**WORK TO DO:** Working from the entries that follow, transcribe exactly and only the lines from the one with "Read out every word on this page." through the last, pictures excluded.

(Extracted data entries)
>> start

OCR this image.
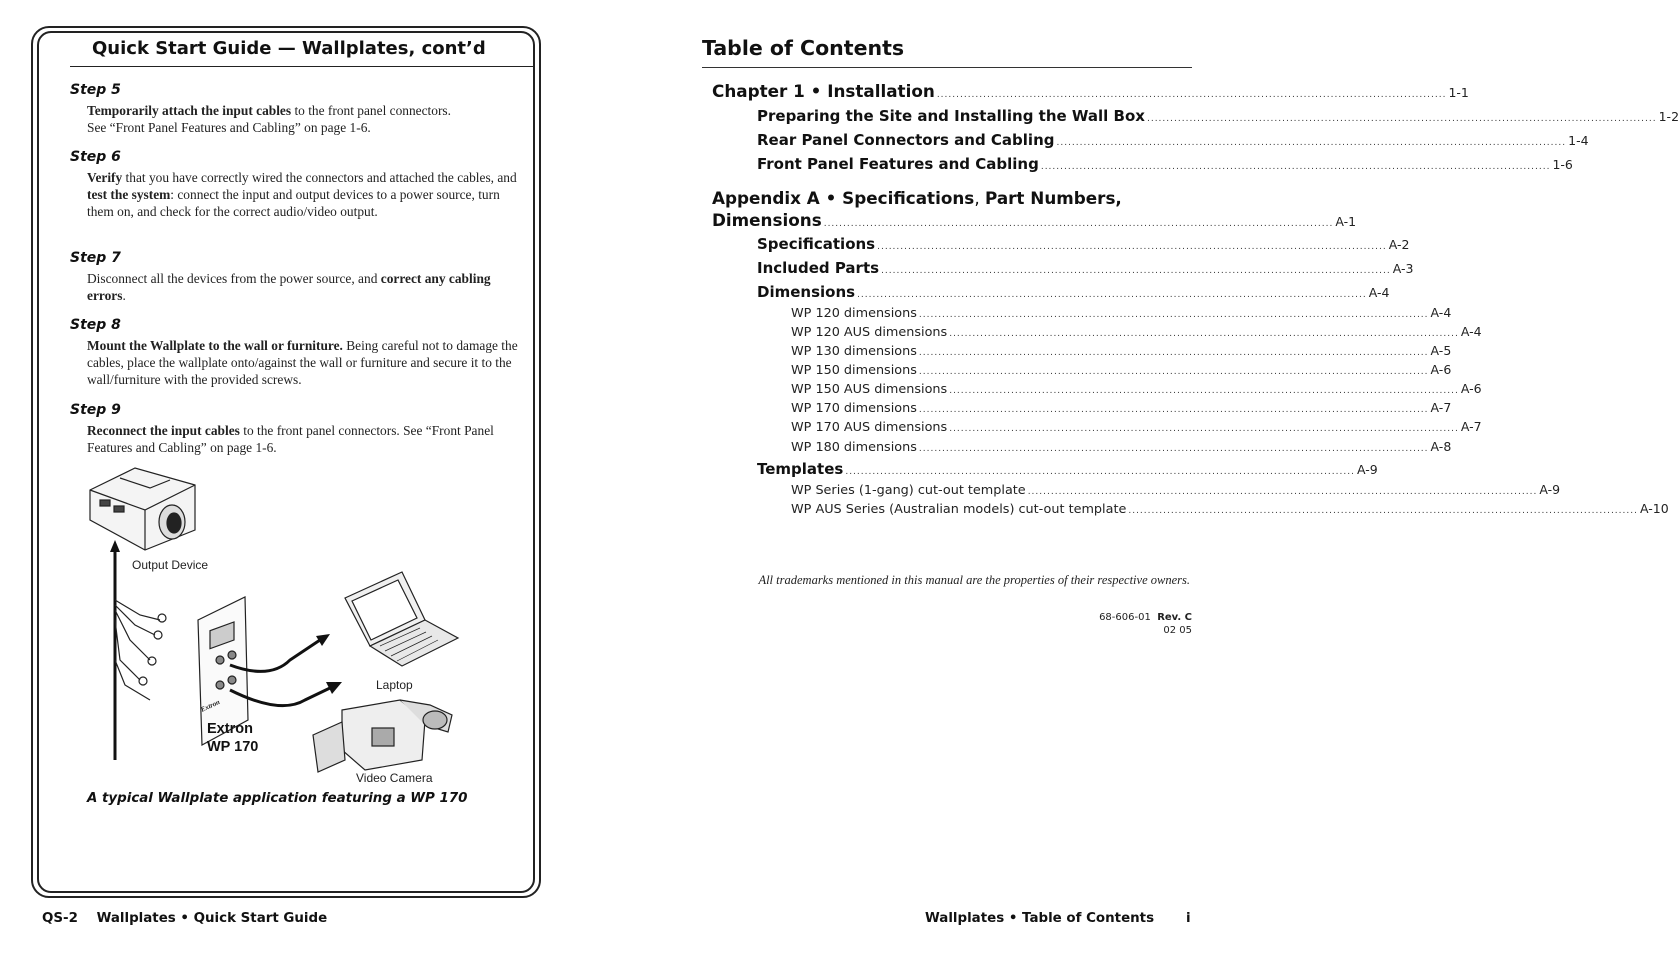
Quick Start Guide — Wallplates, cont’d
Step 5
Temporarily attach the input cables to the front panel connectors.
See “Front Panel Features and Cabling” on page 1-6.
Step 6
Verify that you have correctly wired the connectors and attached the cables, and test the system: connect the input and output devices to a power source, turn them on, and check for the correct audio/video output.
Step 7
Disconnect all the devices from the power source, and correct any cabling errors.
Step 8
Mount the Wallplate to the wall or furniture. Being careful not to damage the cables, place the wallplate onto/against the wall or furniture and secure it to the wall/furniture with the provided screws.
Step 9
Reconnect the input cables to the front panel connectors. See “Front Panel Features and Cabling” on page 1-6.
Extron
Output Device
Laptop
Video Camera
Extron
WP 170
A typical Wallplate application featuring a WP 170
QS-2 Wallplates • Quick Start Guide
Table of Contents
Chapter 1 • Installation .................................................................................................................................... 1-1
Preparing the Site and Installing the Wall Box .................................................................................................................................... 1-2
Rear Panel Connectors and Cabling .................................................................................................................................... 1-4
Front Panel Features and Cabling .................................................................................................................................... 1-6
Appendix A • Specifications, Part Numbers,
Dimensions .................................................................................................................................... A-1
Specifications .................................................................................................................................... A-2
Included Parts .................................................................................................................................... A-3
Dimensions .................................................................................................................................... A-4
WP 120 dimensions .................................................................................................................................... A-4
WP 120 AUS dimensions .................................................................................................................................... A-4
WP 130 dimensions .................................................................................................................................... A-5
WP 150 dimensions .................................................................................................................................... A-6
WP 150 AUS dimensions .................................................................................................................................... A-6
WP 170 dimensions .................................................................................................................................... A-7
WP 170 AUS dimensions .................................................................................................................................... A-7
WP 180 dimensions .................................................................................................................................... A-8
Templates .................................................................................................................................... A-9
WP Series (1-gang) cut-out template .................................................................................................................................... A-9
WP AUS Series (Australian models) cut-out template .................................................................................................................................... A-10
All trademarks mentioned in this manual are the properties of their respective owners.
68-606-01 Rev. C
02 05
Wallplates • Table of Contents i
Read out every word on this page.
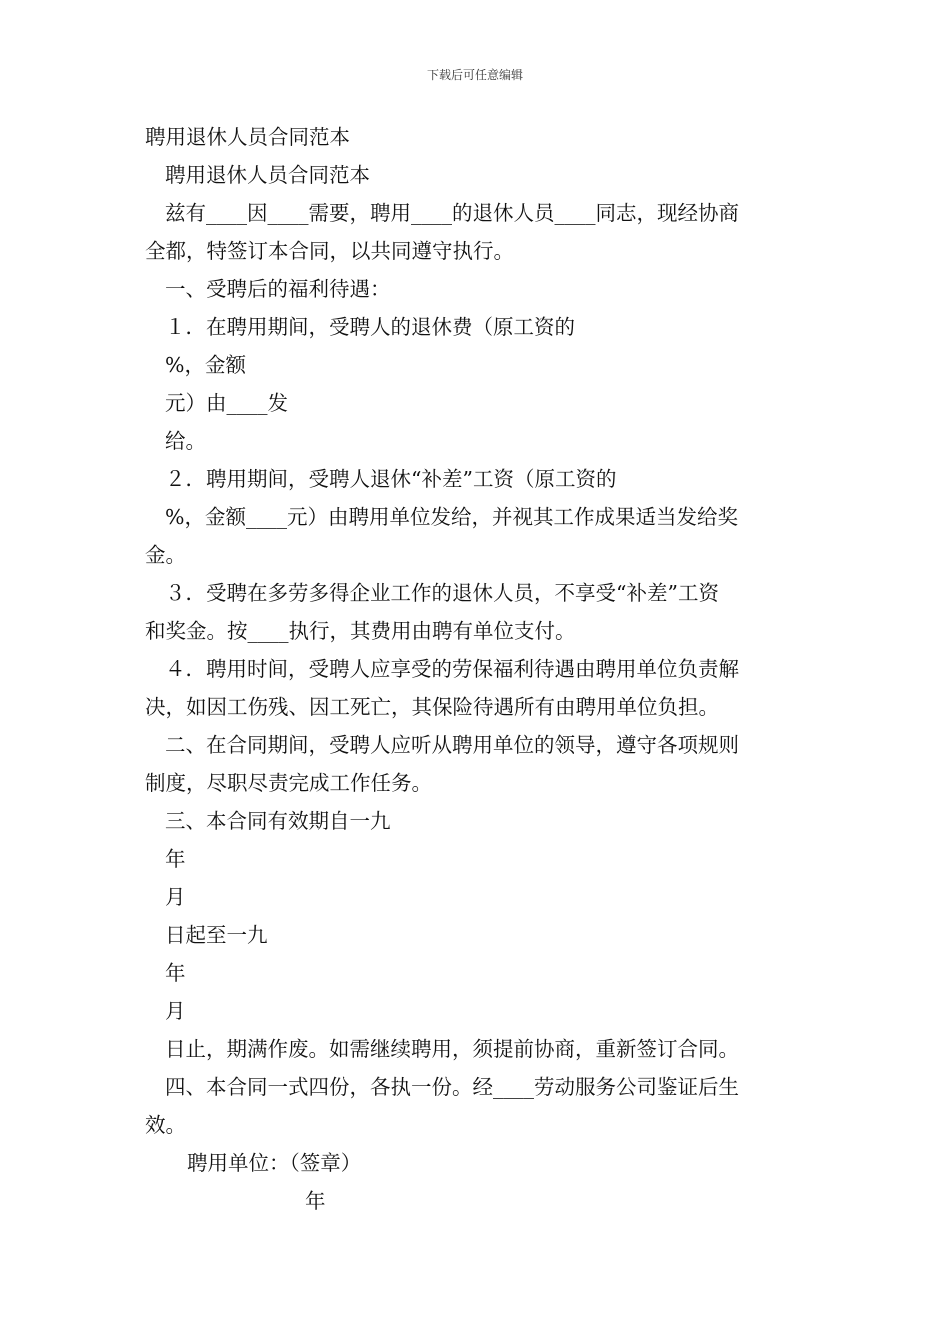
下载后可任意编辑

聘用退休人员合同范本

聘用退休人员合同范本

兹有____因____需要，聘用____的退休人员____同志，现经协商

全都，特签订本合同，以共同遵守执行。

一、受聘后的福利待遇：

１．在聘用期间，受聘人的退休费（原工资的

%，金额

元）由____发

给。

２．聘用期间，受聘人退休“补差”工资（原工资的

%，金额____元）由聘用单位发给，并视其工作成果适当发给奖

金。

３．受聘在多劳多得企业工作的退休人员，不享受“补差”工资

和奖金。按____执行，其费用由聘有单位支付。

４．聘用时间，受聘人应享受的劳保福利待遇由聘用单位负责解

决，如因工伤残、因工死亡，其保险待遇所有由聘用单位负担。

二、在合同期间，受聘人应听从聘用单位的领导，遵守各项规则

制度，尽职尽责完成工作任务。

三、本合同有效期自一九

年

月

日起至一九

年

月

日止，期满作废。如需继续聘用，须提前协商，重新签订合同。

四、本合同一式四份，各执一份。经____劳动服务公司鉴证后生

效。

聘用单位：（签章）

年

>> end

**EXERCISE ANSWER:**
Read out every word on this page.
下载后可任意编辑

聘用退休人员合同范本

聘用退休人员合同范本

兹有____因____需要，聘用____的退休人员____同志，现经协商

全都，特签订本合同，以共同遵守执行。

一、受聘后的福利待遇：

１．在聘用期间，受聘人的退休费（原工资的

%，金额

元）由____发

给。

２．聘用期间，受聘人退休“补差”工资（原工资的

%，金额____元）由聘用单位发给，并视其工作成果适当发给奖

金。

３．受聘在多劳多得企业工作的退休人员，不享受“补差”工资

和奖金。按____执行，其费用由聘有单位支付。

４．聘用时间，受聘人应享受的劳保福利待遇由聘用单位负责解

决，如因工伤残、因工死亡，其保险待遇所有由聘用单位负担。

二、在合同期间，受聘人应听从聘用单位的领导，遵守各项规则

制度，尽职尽责完成工作任务。

三、本合同有效期自一九

年

月

日起至一九

年

月

日止，期满作废。如需继续聘用，须提前协商，重新签订合同。

四、本合同一式四份，各执一份。经____劳动服务公司鉴证后生

效。

聘用单位：（签章）

年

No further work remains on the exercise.